Stated task:
Transcribe the records below exactly, leaving out any pictures.

Provided data:

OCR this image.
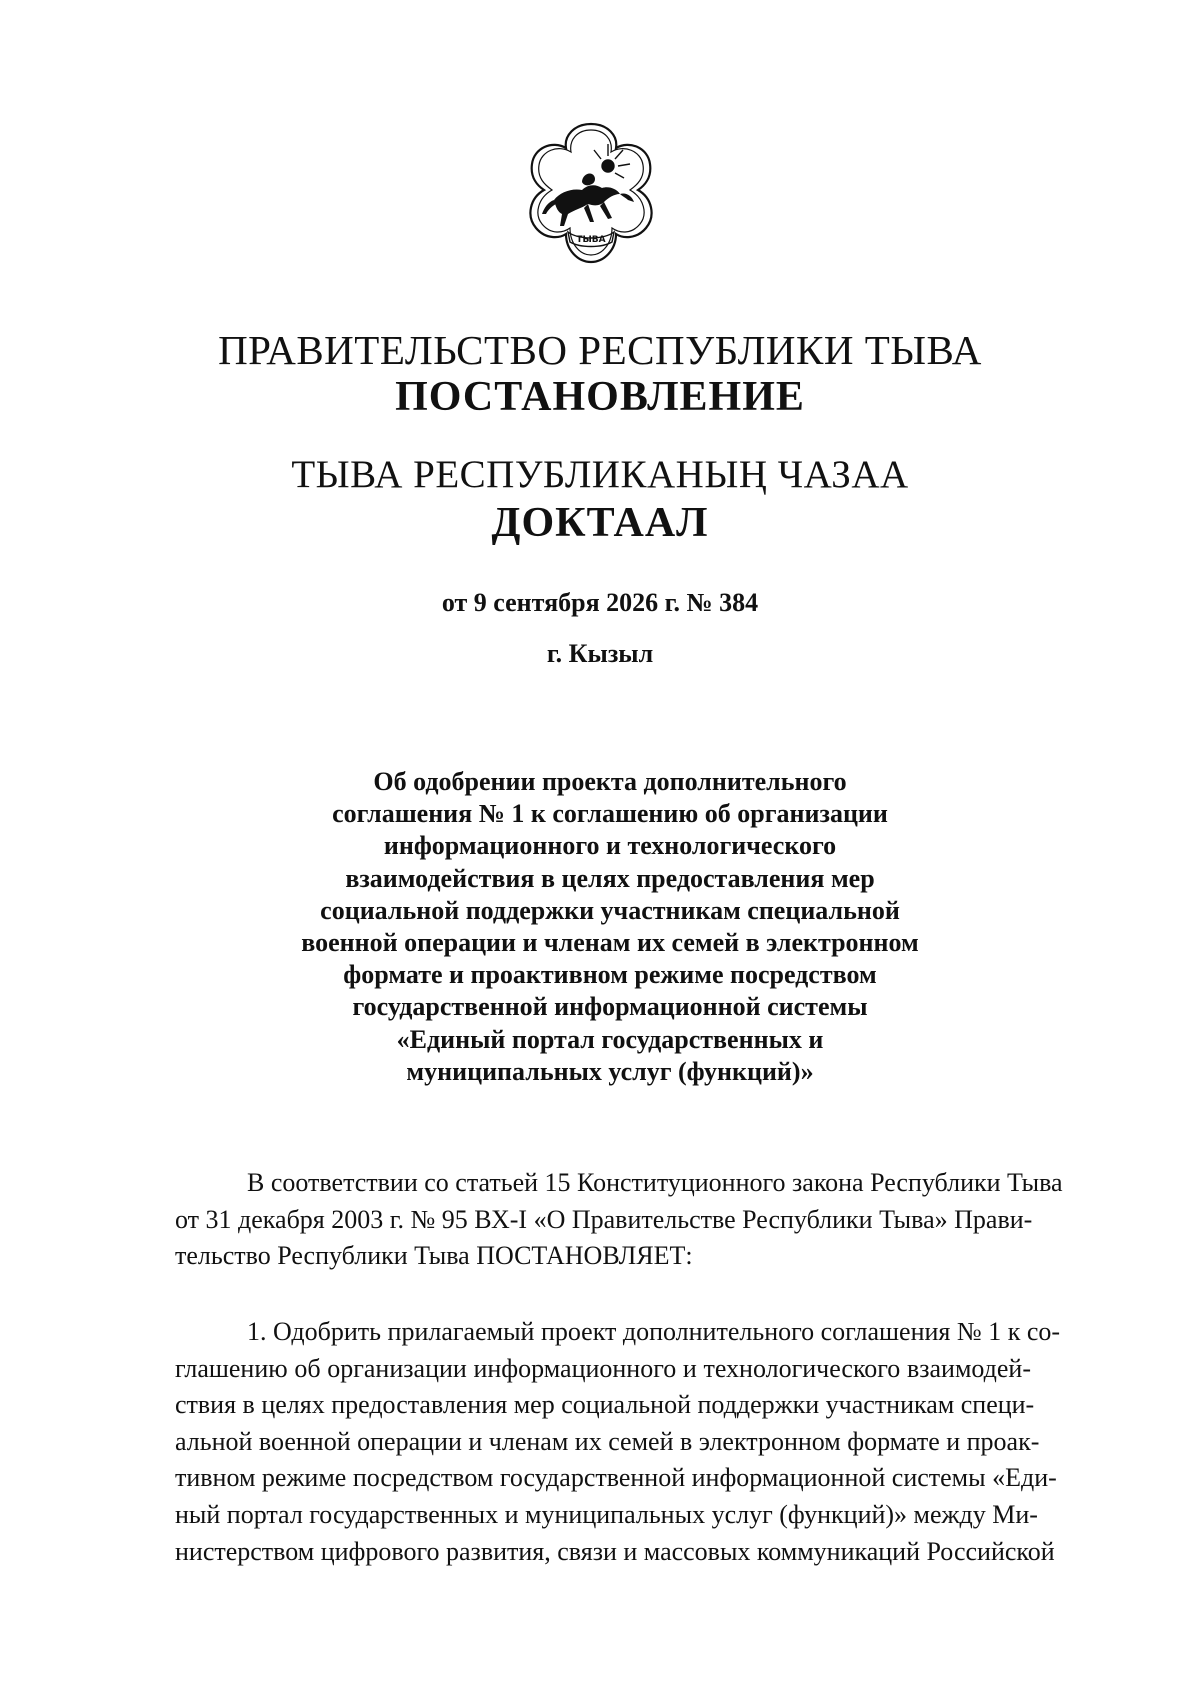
ТЫВА
ПРАВИТЕЛЬСТВО РЕСПУБЛИКИ ТЫВА
ПОСТАНОВЛЕНИЕ
ТЫВА РЕСПУБЛИКАНЫҢ ЧАЗАА
ДОКТААЛ
от 9 сентября 2026 г. № 384
г. Кызыл
Об одобрении проекта дополнительного
соглашения № 1 к соглашению об организации
информационного и технологического
взаимодействия в целях предоставления мер
социальной поддержки участникам специальной
военной операции и членам их семей в электронном
формате и проактивном режиме посредством
государственной информационной системы
«Единый портал государственных и
муниципальных услуг (функций)»
В соответствии со статьей 15 Конституционного закона Республики Тыва
от 31 декабря 2003 г. № 95 ВХ-I «О Правительстве Республики Тыва» Прави-
тельство Республики Тыва ПОСТАНОВЛЯЕТ:
1. Одобрить прилагаемый проект дополнительного соглашения № 1 к со-
глашению об организации информационного и технологического взаимодей-
ствия в целях предоставления мер социальной поддержки участникам специ-
альной военной операции и членам их семей в электронном формате и проак-
тивном режиме посредством государственной информационной системы «Еди-
ный портал государственных и муниципальных услуг (функций)» между Ми-
нистерством цифрового развития, связи и массовых коммуникаций Российской
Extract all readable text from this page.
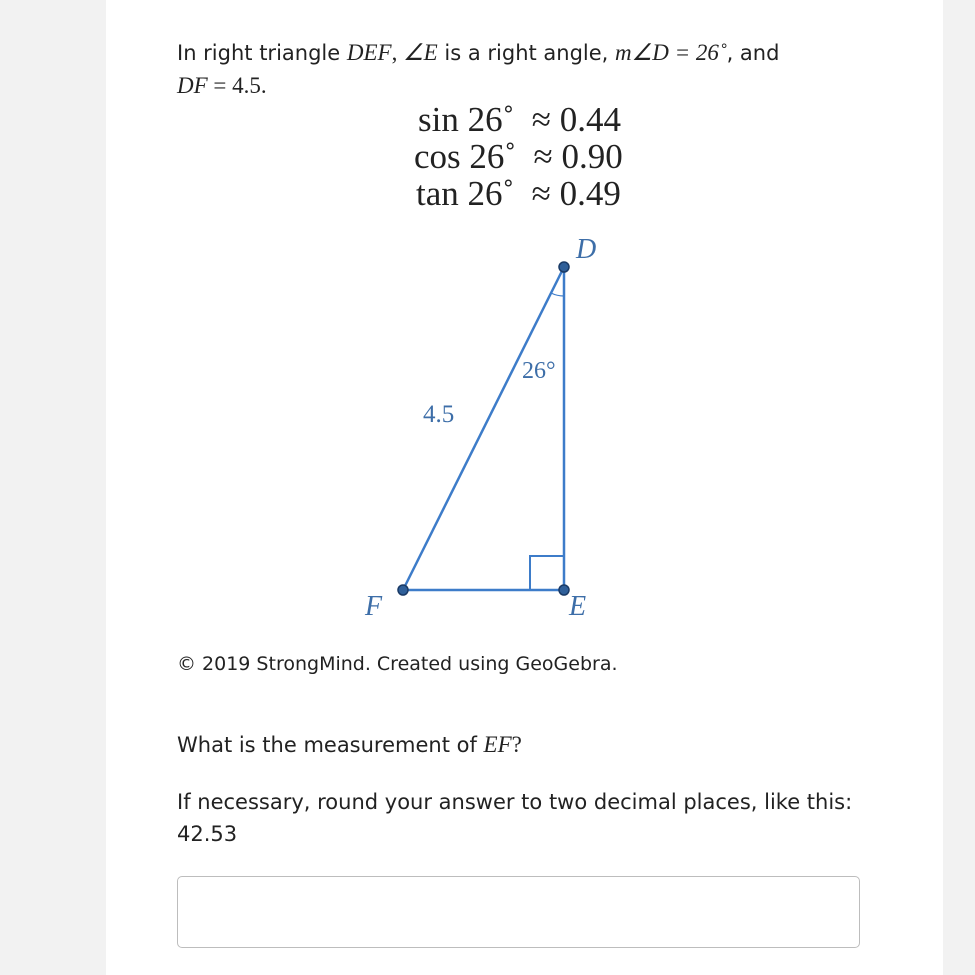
In right triangle DEF, ∠E is a right angle, m∠D = 26˚, and
DF = 4.5.
sin 26˚  ≈ 0.44
cos 26˚  ≈ 0.90
tan 26˚  ≈ 0.49
D
E
F
4.5
26°
© 2019 StrongMind. Created using GeoGebra.
What is the measurement of EF?
If necessary, round your answer to two decimal places, like this:
42.53
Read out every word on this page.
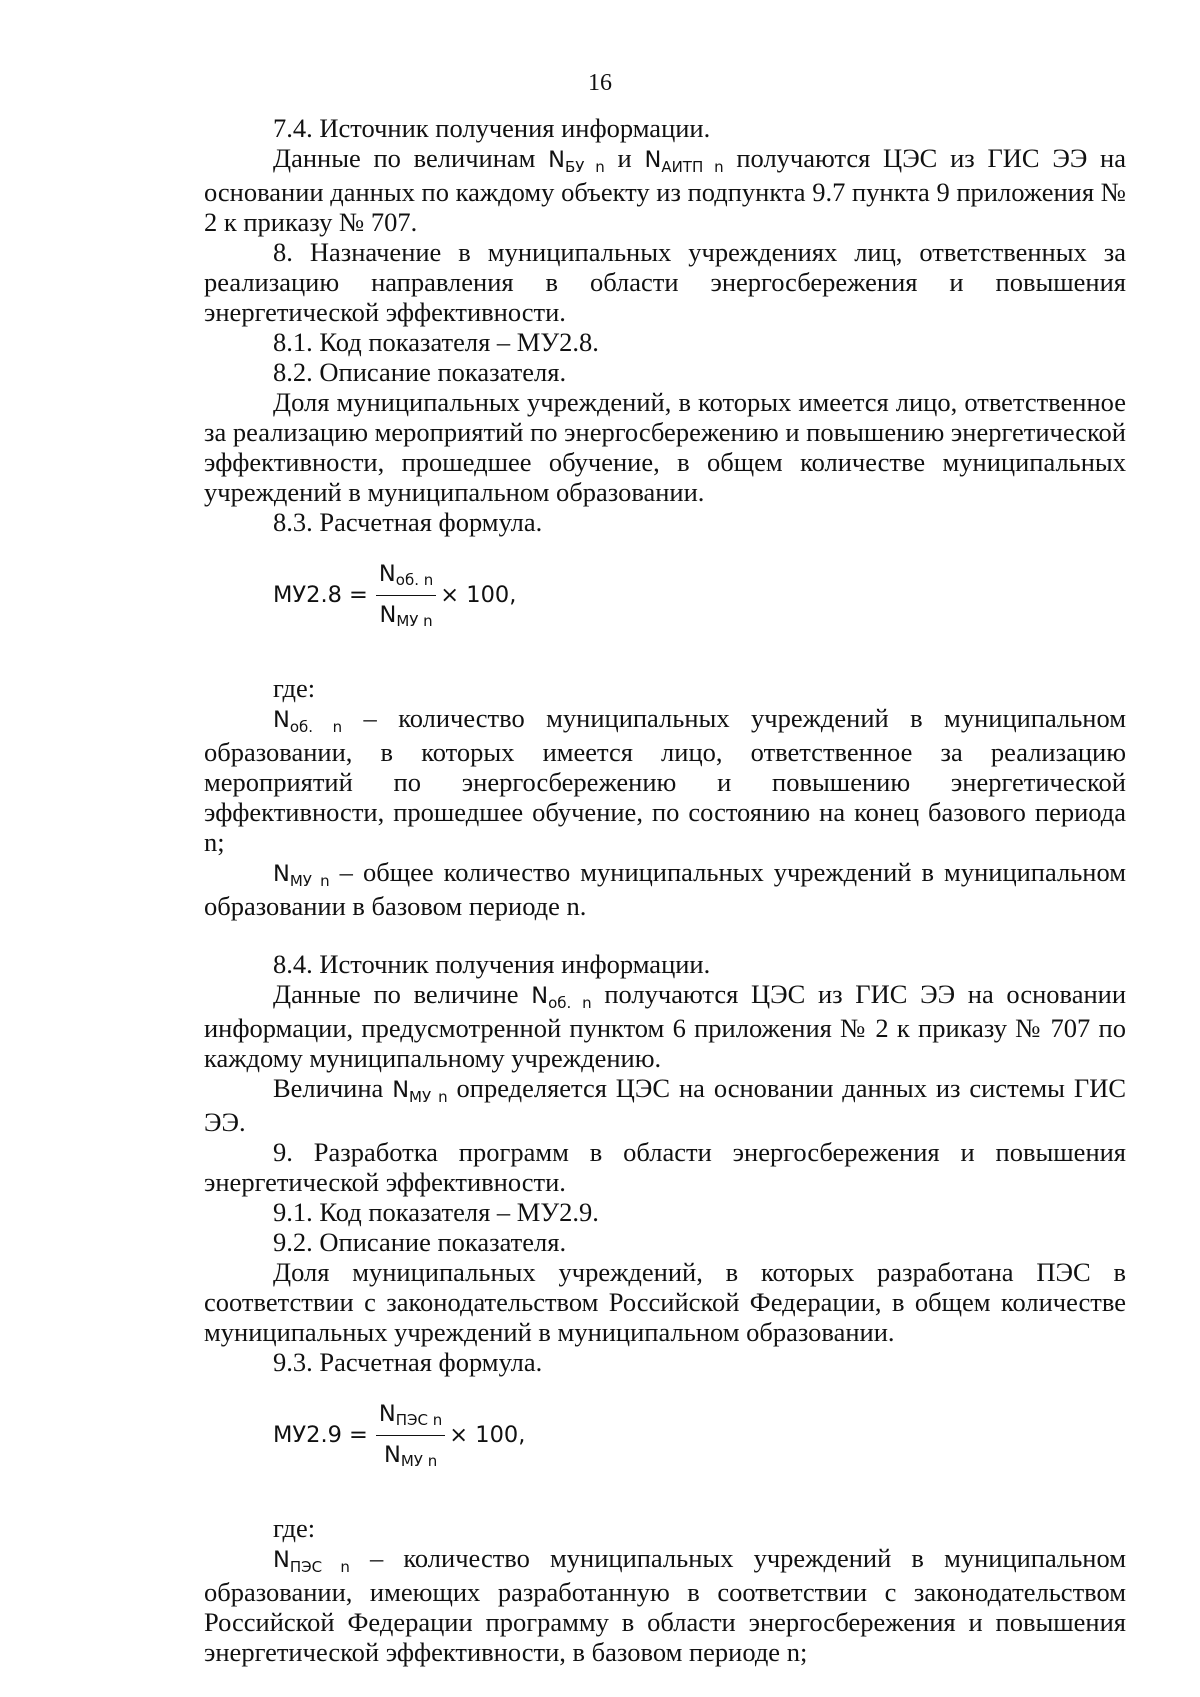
16

7.4. Источник получения информации.

Данные по величинам NБУ n и NАИТП n получаются ЦЭС из ГИС ЭЭ на основании данных по каждому объекту из подпункта 9.7 пункта 9 приложения № 2 к приказу № 707.

8. Назначение в муниципальных учреждениях лиц, ответственных за реализацию направления в области энергосбережения и повышения энергетической эффективности.

8.1. Код показателя – МУ2.8.

8.2. Описание показателя.

Доля муниципальных учреждений, в которых имеется лицо, ответственное за реализацию мероприятий по энергосбережению и повышению энергетической эффективности, прошедшее обучение, в общем количестве муниципальных учреждений в муниципальном образовании.

8.3. Расчетная формула.

$МУ2.8 = \frac{\text{Nоб. n}}{\text{NМУ n}} \times 100$,

где:

Nоб. n – количество муниципальных учреждений в муниципальном образовании, в которых имеется лицо, ответственное за реализацию мероприятий по энергосбережению и повышению энергетической эффективности, прошедшее обучение, по состоянию на конец базового периода n;

NМУ n – общее количество муниципальных учреждений в муниципальном образовании в базовом периоде n.

8.4. Источник получения информации.

Данные по величине Nоб. n получаются ЦЭС из ГИС ЭЭ на основании информации, предусмотренной пунктом 6 приложения № 2 к приказу № 707 по каждому муниципальному учреждению.

Величина NМУ n определяется ЦЭС на основании данных из системы ГИС ЭЭ.

9. Разработка программ в области энергосбережения и повышения энергетической эффективности.

9.1. Код показателя – МУ2.9.

9.2. Описание показателя.

Доля муниципальных учреждений, в которых разработана ПЭС в соответствии с законодательством Российской Федерации, в общем количестве муниципальных учреждений в муниципальном образовании.

9.3. Расчетная формула.

$МУ2.9 = \frac{\text{NПЭС n}}{\text{NМУ n}} \times 100$,

где:

NПЭС n – количество муниципальных учреждений в муниципальном образовании, имеющих разработанную в соответствии с законодательством Российской Федерации программу в области энергосбережения и повышения энергетической эффективности, в базовом периоде n;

Response to the task:
OCR this image.
ТЫВА
ПРАВИТЕЛЬСТВО РЕСПУБЛИКИ ТЫВА
ПОСТАНОВЛЕНИЕ
ТЫВА РЕСПУБЛИКАНЫҢ ЧАЗАА
ДОКТААЛ
от 9 сентября 2026 г. № 384
г. Кызыл
Об одобрении проекта дополнительного
соглашения № 1 к соглашению об организации
информационного и технологического
взаимодействия в целях предоставления мер
социальной поддержки участникам специальной
военной операции и членам их семей в электронном
формате и проактивном режиме посредством
государственной информационной системы
«Единый портал государственных и
муниципальных услуг (функций)»
В соответствии со статьей 15 Конституционного закона Республики Тыва
от 31 декабря 2003 г. № 95 ВХ-I «О Правительстве Республики Тыва» Прави-
тельство Республики Тыва ПОСТАНОВЛЯЕТ:
1. Одобрить прилагаемый проект дополнительного соглашения № 1 к со-
глашению об организации информационного и технологического взаимодей-
ствия в целях предоставления мер социальной поддержки участникам специ-
альной военной операции и членам их семей в электронном формате и проак-
тивном режиме посредством государственной информационной системы «Еди-
ный портал государственных и муниципальных услуг (функций)» между Ми-
нистерством цифрового развития, связи и массовых коммуникаций Российской
Extract all readable text from this page.
In right triangle DEF, ∠E is a right angle, m∠D = 26˚, and
DF = 4.5.
sin 26˚  ≈ 0.44
cos 26˚  ≈ 0.90
tan 26˚  ≈ 0.49
D
E
F
4.5
26°
© 2019 StrongMind. Created using GeoGebra.
What is the measurement of EF?
If necessary, round your answer to two decimal places, like this:
42.53
Read out every word on this page.
16

7.4. Источник получения информации.

Данные по величинам NБУ n и NАИТП n получаются ЦЭС из ГИС ЭЭ на основании данных по каждому объекту из подпункта 9.7 пункта 9 приложения № 2 к приказу № 707.

8. Назначение в муниципальных учреждениях лиц, ответственных за реализацию направления в области энергосбережения и повышения энергетической эффективности.

8.1. Код показателя – МУ2.8.

8.2. Описание показателя.

Доля муниципальных учреждений, в которых имеется лицо, ответственное за реализацию мероприятий по энергосбережению и повышению энергетической эффективности, прошедшее обучение, в общем количестве муниципальных учреждений в муниципальном образовании.

8.3. Расчетная формула.

$МУ2.8 = \frac{\text{Nоб. n}}{\text{NМУ n}} \times 100$,

где:

Nоб. n – количество муниципальных учреждений в муниципальном образовании, в которых имеется лицо, ответственное за реализацию мероприятий по энергосбережению и повышению энергетической эффективности, прошедшее обучение, по состоянию на конец базового периода n;

NМУ n – общее количество муниципальных учреждений в муниципальном образовании в базовом периоде n.

8.4. Источник получения информации.

Данные по величине Nоб. n получаются ЦЭС из ГИС ЭЭ на основании информации, предусмотренной пунктом 6 приложения № 2 к приказу № 707 по каждому муниципальному учреждению.

Величина NМУ n определяется ЦЭС на основании данных из системы ГИС ЭЭ.

9. Разработка программ в области энергосбережения и повышения энергетической эффективности.

9.1. Код показателя – МУ2.9.

9.2. Описание показателя.

Доля муниципальных учреждений, в которых разработана ПЭС в соответствии с законодательством Российской Федерации, в общем количестве муниципальных учреждений в муниципальном образовании.

9.3. Расчетная формула.

$МУ2.9 = \frac{\text{NПЭС n}}{\text{NМУ n}} \times 100$,

где:

NПЭС n – количество муниципальных учреждений в муниципальном образовании, имеющих разработанную в соответствии с законодательством Российской Федерации программу в области энергосбережения и повышения энергетической эффективности, в базовом периоде n;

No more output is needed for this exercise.